**TASK REQUIREMENTS**.
Restate the full listing word for word and leave the pictures out.

**DATASET ENTRIES**.
- - -
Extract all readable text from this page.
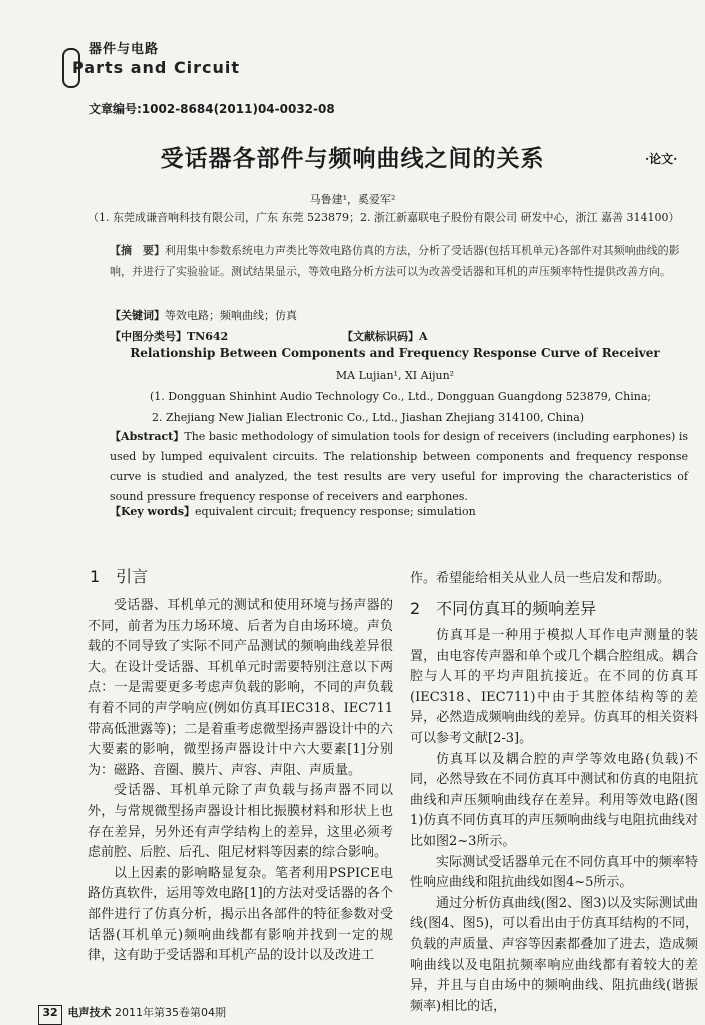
器件与电路
Parts and Circuit
文章编号:1002-8684(2011)04-0032-08
受话器各部件与频响曲线之间的关系	·论文·
马鲁建¹，奚爱军²
（1. 东莞成谦音响科技有限公司，广东 东莞 523879；2. 浙江新嘉联电子股份有限公司 研发中心，浙江 嘉善 314100）
【摘　要】利用集中参数系统电力声类比等效电路仿真的方法，分析了受话器(包括耳机单元)各部件对其频响曲线的影响，并进行了实验验证。测试结果显示，等效电路分析方法可以为改善受话器和耳机的声压频率特性提供改善方向。
【关键词】等效电路；频响曲线；仿真
【中图分类号】TN642	【文献标识码】A
Relationship Between Components and Frequency Response Curve of Receiver
MA Lujian¹, XI Aijun²
(1. Dongguan Shinhint Audio Technology Co., Ltd., Dongguan Guangdong 523879, China;
2. Zhejiang New Jialian Electronic Co., Ltd., Jiashan Zhejiang 314100, China)
【Abstract】The basic methodology of simulation tools for design of receivers (including earphones) is used by lumped equivalent circuits. The relationship between components and frequency response curve is studied and analyzed, the test results are very useful for improving the characteristics of sound pressure frequency response of receivers and earphones.
【Key words】equivalent circuit; frequency response; simulation
1　引言

受话器、耳机单元的测试和使用环境与扬声器的不同，前者为压力场环境、后者为自由场环境。声负载的不同导致了实际不同产品测试的频响曲线差异很大。在设计受话器、耳机单元时需要特别注意以下两点：一是需要更多考虑声负载的影响，不同的声负载有着不同的声学响应(例如仿真耳IEC318、IEC711带高低泄露等)；二是着重考虑微型扬声器设计中的六大要素的影响，微型扬声器设计中六大要素[1]分别为：磁路、音圈、膜片、声容、声阻、声质量。

受话器、耳机单元除了声负载与扬声器不同以外，与常规微型扬声器设计相比振膜材料和形状上也存在差异，另外还有声学结构上的差异，这里必须考虑前腔、后腔、后孔、阻尼材料等因素的综合影响。

以上因素的影响略显复杂。笔者利用PSPICE电路仿真软件，运用等效电路[1]的方法对受话器的各个部件进行了仿真分析，揭示出各部件的特征参数对受话器(耳机单元)频响曲线都有影响并找到一定的规律，这有助于受话器和耳机产品的设计以及改进工

作。希望能给相关从业人员一些启发和帮助。
2　不同仿真耳的频响差异

仿真耳是一种用于模拟人耳作电声测量的装置，由电容传声器和单个或几个耦合腔组成。耦合腔与人耳的平均声阻抗接近。在不同的仿真耳(IEC318、IEC711)中由于其腔体结构等的差异，必然造成频响曲线的差异。仿真耳的相关资料可以参考文献[2-3]。

仿真耳以及耦合腔的声学等效电路(负载)不同，必然导致在不同仿真耳中测试和仿真的电阻抗曲线和声压频响曲线存在差异。利用等效电路(图1)仿真不同仿真耳的声压频响曲线与电阻抗曲线对比如图2~3所示。

实际测试受话器单元在不同仿真耳中的频率特性响应曲线和阻抗曲线如图4~5所示。

通过分析仿真曲线(图2、图3)以及实际测试曲线(图4、图5)，可以看出由于仿真耳结构的不同，负载的声质量、声容等因素都叠加了进去，造成频响曲线以及电阻抗频率响应曲线都有着较大的差异，并且与自由场中的频响曲线、阻抗曲线(谐振频率)相比的话，

32 电声技术 2011年第35卷第04期
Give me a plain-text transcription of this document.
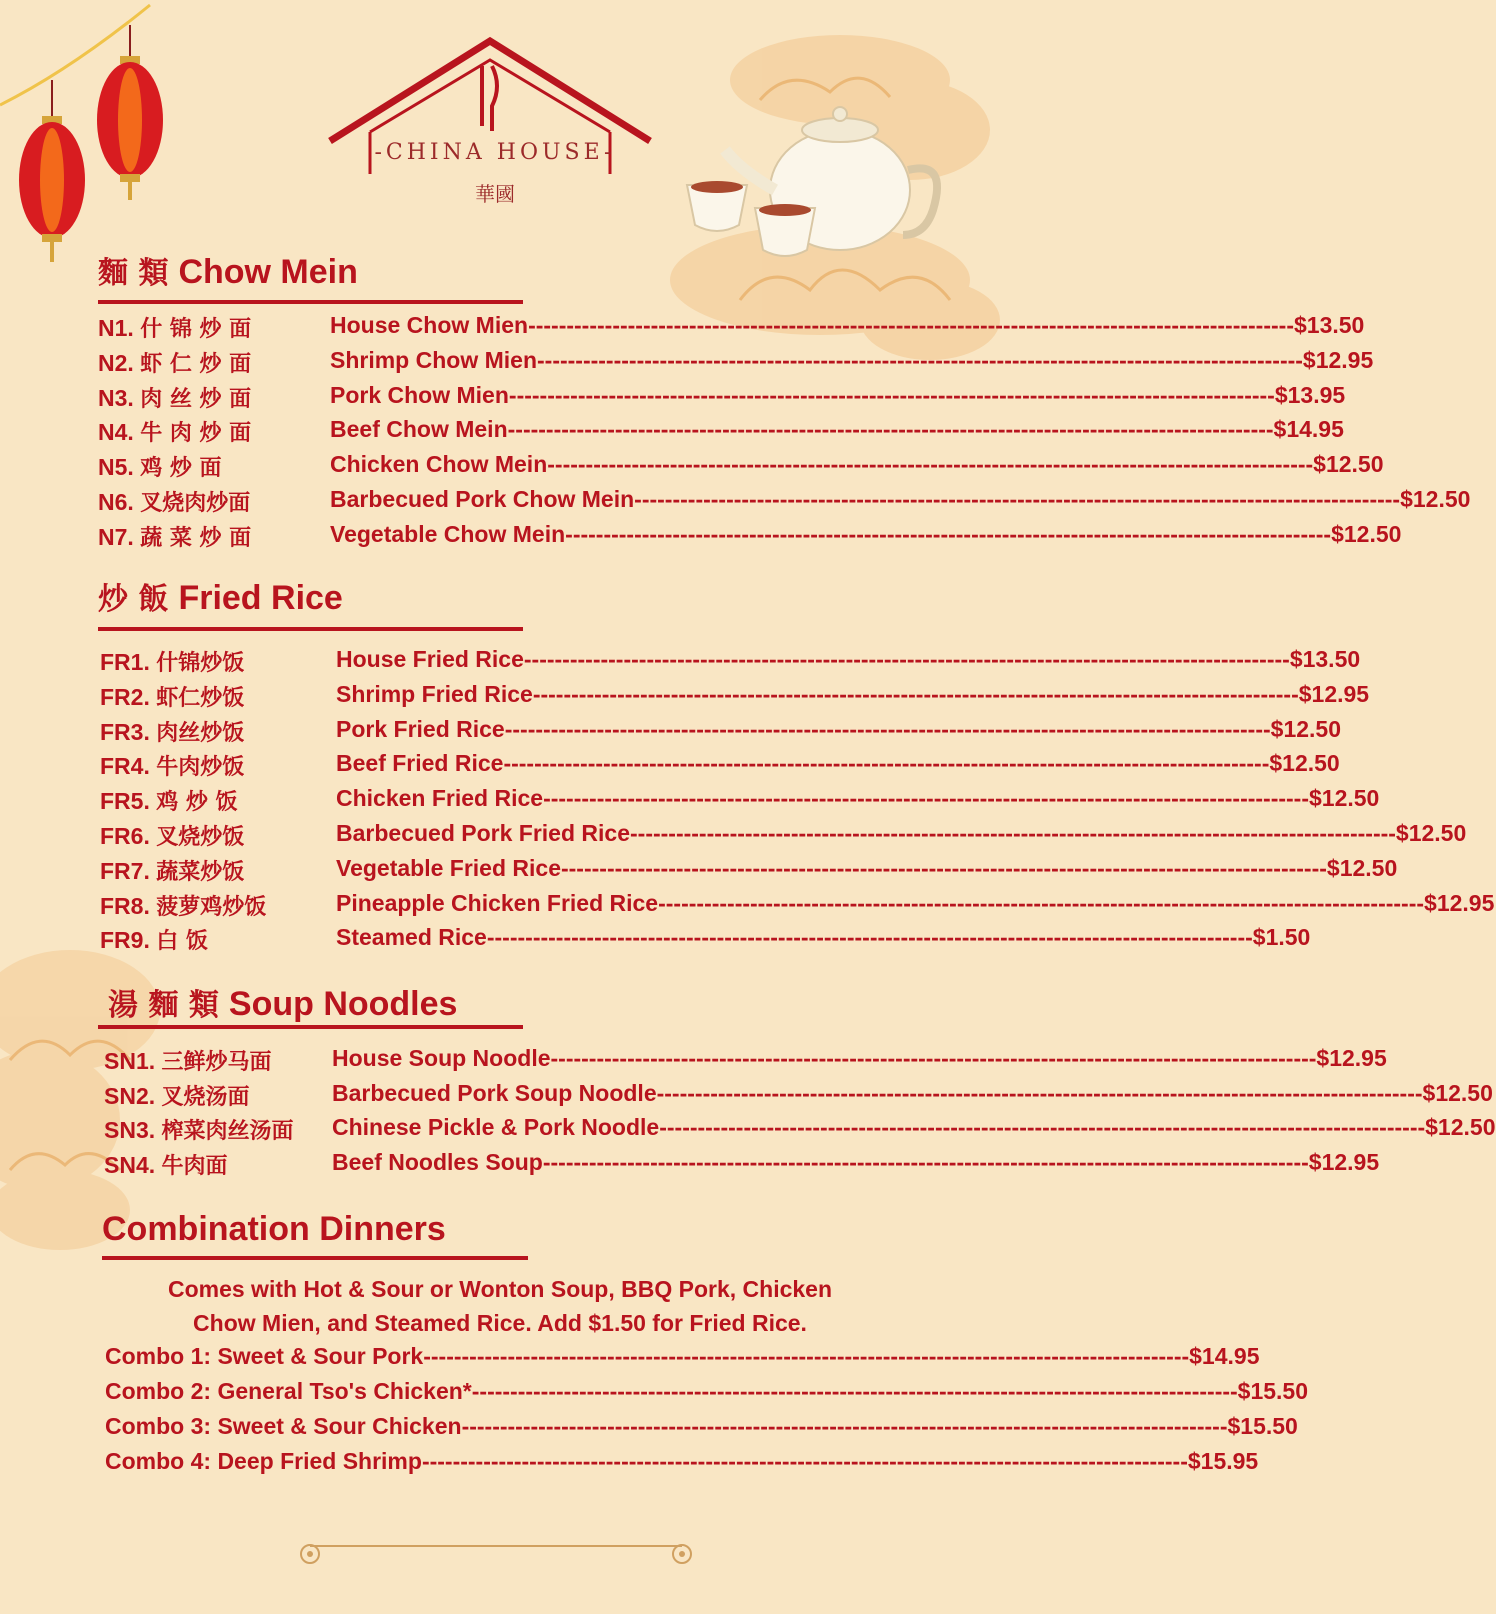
-CHINA HOUSE-
華國
麵 類 Chow Mein
N1. 什 锦 炒 面	House Chow Mien ---------------------------------------------------------------------------------------------------- $13.50
N2. 虾 仁 炒 面	Shrimp Chow Mien ---------------------------------------------------------------------------------------------------- $12.95
N3. 肉 丝 炒 面	Pork Chow Mien ---------------------------------------------------------------------------------------------------- $13.95
N4. 牛 肉 炒 面	Beef Chow Mein ---------------------------------------------------------------------------------------------------- $14.95
N5. 鸡 炒 面	Chicken Chow Mein ---------------------------------------------------------------------------------------------------- $12.50
N6. 叉烧肉炒面	Barbecued Pork Chow Mein ---------------------------------------------------------------------------------------------------- $12.50
N7. 蔬 菜 炒 面	Vegetable Chow Mein ---------------------------------------------------------------------------------------------------- $12.50
炒 飯 Fried Rice
FR1. 什锦炒饭	House Fried Rice ---------------------------------------------------------------------------------------------------- $13.50
FR2. 虾仁炒饭	Shrimp Fried Rice ---------------------------------------------------------------------------------------------------- $12.95
FR3. 肉丝炒饭	Pork Fried Rice ---------------------------------------------------------------------------------------------------- $12.50
FR4. 牛肉炒饭	Beef Fried Rice ---------------------------------------------------------------------------------------------------- $12.50
FR5. 鸡 炒 饭	Chicken Fried Rice ---------------------------------------------------------------------------------------------------- $12.50
FR6. 叉烧炒饭	Barbecued Pork Fried Rice ---------------------------------------------------------------------------------------------------- $12.50
FR7. 蔬菜炒饭	Vegetable Fried Rice ---------------------------------------------------------------------------------------------------- $12.50
FR8. 菠萝鸡炒饭	Pineapple Chicken Fried Rice ---------------------------------------------------------------------------------------------------- $12.95
FR9. 白 饭	Steamed Rice ---------------------------------------------------------------------------------------------------- $1.50
湯 麵 類 Soup Noodles
SN1. 三鲜炒马面	House Soup Noodle ---------------------------------------------------------------------------------------------------- $12.95
SN2. 叉烧汤面	Barbecued Pork Soup Noodle ---------------------------------------------------------------------------------------------------- $12.50
SN3. 榨菜肉丝汤面 Chinese Pickle & Pork Noodle ---------------------------------------------------------------------------------------------------- $12.50
SN4. 牛肉面	Beef Noodles Soup ---------------------------------------------------------------------------------------------------- $12.95
Combination Dinners
Comes with Hot & Sour or Wonton Soup, BBQ Pork, Chicken
Chow Mien, and Steamed Rice. Add $1.50 for Fried Rice.
Combo 1: Sweet & Sour Pork ---------------------------------------------------------------------------------------------------- $14.95
Combo 2: General Tso's Chicken* ---------------------------------------------------------------------------------------------------- $15.50
Combo 3: Sweet & Sour Chicken ---------------------------------------------------------------------------------------------------- $15.50
Combo 4: Deep Fried Shrimp ---------------------------------------------------------------------------------------------------- $15.95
- - -
**COMPLETED TASK**.
Extract all readable text from this page.
器件与电路
Parts and Circuit
文章编号:1002-8684(2011)04-0032-08
受话器各部件与频响曲线之间的关系	·论文·
马鲁建¹，奚爱军²
（1. 东莞成谦音响科技有限公司，广东 东莞 523879；2. 浙江新嘉联电子股份有限公司 研发中心，浙江 嘉善 314100）
【摘　要】利用集中参数系统电力声类比等效电路仿真的方法，分析了受话器(包括耳机单元)各部件对其频响曲线的影响，并进行了实验验证。测试结果显示，等效电路分析方法可以为改善受话器和耳机的声压频率特性提供改善方向。
【关键词】等效电路；频响曲线；仿真
【中图分类号】TN642	【文献标识码】A
Relationship Between Components and Frequency Response Curve of Receiver
MA Lujian¹, XI Aijun²
(1. Dongguan Shinhint Audio Technology Co., Ltd., Dongguan Guangdong 523879, China;
2. Zhejiang New Jialian Electronic Co., Ltd., Jiashan Zhejiang 314100, China)
【Abstract】The basic methodology of simulation tools for design of receivers (including earphones) is used by lumped equivalent circuits. The relationship between components and frequency response curve is studied and analyzed, the test results are very useful for improving the characteristics of sound pressure frequency response of receivers and earphones.
【Key words】equivalent circuit; frequency response; simulation
1　引言

受话器、耳机单元的测试和使用环境与扬声器的不同，前者为压力场环境、后者为自由场环境。声负载的不同导致了实际不同产品测试的频响曲线差异很大。在设计受话器、耳机单元时需要特别注意以下两点：一是需要更多考虑声负载的影响，不同的声负载有着不同的声学响应(例如仿真耳IEC318、IEC711带高低泄露等)；二是着重考虑微型扬声器设计中的六大要素的影响，微型扬声器设计中六大要素[1]分别为：磁路、音圈、膜片、声容、声阻、声质量。

受话器、耳机单元除了声负载与扬声器不同以外，与常规微型扬声器设计相比振膜材料和形状上也存在差异，另外还有声学结构上的差异，这里必须考虑前腔、后腔、后孔、阻尼材料等因素的综合影响。

以上因素的影响略显复杂。笔者利用PSPICE电路仿真软件，运用等效电路[1]的方法对受话器的各个部件进行了仿真分析，揭示出各部件的特征参数对受话器(耳机单元)频响曲线都有影响并找到一定的规律，这有助于受话器和耳机产品的设计以及改进工

作。希望能给相关从业人员一些启发和帮助。
2　不同仿真耳的频响差异

仿真耳是一种用于模拟人耳作电声测量的装置，由电容传声器和单个或几个耦合腔组成。耦合腔与人耳的平均声阻抗接近。在不同的仿真耳(IEC318、IEC711)中由于其腔体结构等的差异，必然造成频响曲线的差异。仿真耳的相关资料可以参考文献[2-3]。

仿真耳以及耦合腔的声学等效电路(负载)不同，必然导致在不同仿真耳中测试和仿真的电阻抗曲线和声压频响曲线存在差异。利用等效电路(图1)仿真不同仿真耳的声压频响曲线与电阻抗曲线对比如图2~3所示。

实际测试受话器单元在不同仿真耳中的频率特性响应曲线和阻抗曲线如图4~5所示。

通过分析仿真曲线(图2、图3)以及实际测试曲线(图4、图5)，可以看出由于仿真耳结构的不同，负载的声质量、声容等因素都叠加了进去，造成频响曲线以及电阻抗频率响应曲线都有着较大的差异，并且与自由场中的频响曲线、阻抗曲线(谐振频率)相比的话，

32 电声技术 2011年第35卷第04期
Give me a plain-text transcription of this document.
-CHINA HOUSE-
華國
麵 類 Chow Mein
N1. 什 锦 炒 面	House Chow Mien ---------------------------------------------------------------------------------------------------- $13.50
N2. 虾 仁 炒 面	Shrimp Chow Mien ---------------------------------------------------------------------------------------------------- $12.95
N3. 肉 丝 炒 面	Pork Chow Mien ---------------------------------------------------------------------------------------------------- $13.95
N4. 牛 肉 炒 面	Beef Chow Mein ---------------------------------------------------------------------------------------------------- $14.95
N5. 鸡 炒 面	Chicken Chow Mein ---------------------------------------------------------------------------------------------------- $12.50
N6. 叉烧肉炒面	Barbecued Pork Chow Mein ---------------------------------------------------------------------------------------------------- $12.50
N7. 蔬 菜 炒 面	Vegetable Chow Mein ---------------------------------------------------------------------------------------------------- $12.50
炒 飯 Fried Rice
FR1. 什锦炒饭	House Fried Rice ---------------------------------------------------------------------------------------------------- $13.50
FR2. 虾仁炒饭	Shrimp Fried Rice ---------------------------------------------------------------------------------------------------- $12.95
FR3. 肉丝炒饭	Pork Fried Rice ---------------------------------------------------------------------------------------------------- $12.50
FR4. 牛肉炒饭	Beef Fried Rice ---------------------------------------------------------------------------------------------------- $12.50
FR5. 鸡 炒 饭	Chicken Fried Rice ---------------------------------------------------------------------------------------------------- $12.50
FR6. 叉烧炒饭	Barbecued Pork Fried Rice ---------------------------------------------------------------------------------------------------- $12.50
FR7. 蔬菜炒饭	Vegetable Fried Rice ---------------------------------------------------------------------------------------------------- $12.50
FR8. 菠萝鸡炒饭	Pineapple Chicken Fried Rice ---------------------------------------------------------------------------------------------------- $12.95
FR9. 白 饭	Steamed Rice ---------------------------------------------------------------------------------------------------- $1.50
湯 麵 類 Soup Noodles
SN1. 三鲜炒马面	House Soup Noodle ---------------------------------------------------------------------------------------------------- $12.95
SN2. 叉烧汤面	Barbecued Pork Soup Noodle ---------------------------------------------------------------------------------------------------- $12.50
SN3. 榨菜肉丝汤面 Chinese Pickle & Pork Noodle ---------------------------------------------------------------------------------------------------- $12.50
SN4. 牛肉面	Beef Noodles Soup ---------------------------------------------------------------------------------------------------- $12.95
Combination Dinners
Comes with Hot & Sour or Wonton Soup, BBQ Pork, Chicken
Chow Mien, and Steamed Rice. Add $1.50 for Fried Rice.
Combo 1: Sweet & Sour Pork ---------------------------------------------------------------------------------------------------- $14.95
Combo 2: General Tso's Chicken* ---------------------------------------------------------------------------------------------------- $15.50
Combo 3: Sweet & Sour Chicken ---------------------------------------------------------------------------------------------------- $15.50
Combo 4: Deep Fried Shrimp ---------------------------------------------------------------------------------------------------- $15.95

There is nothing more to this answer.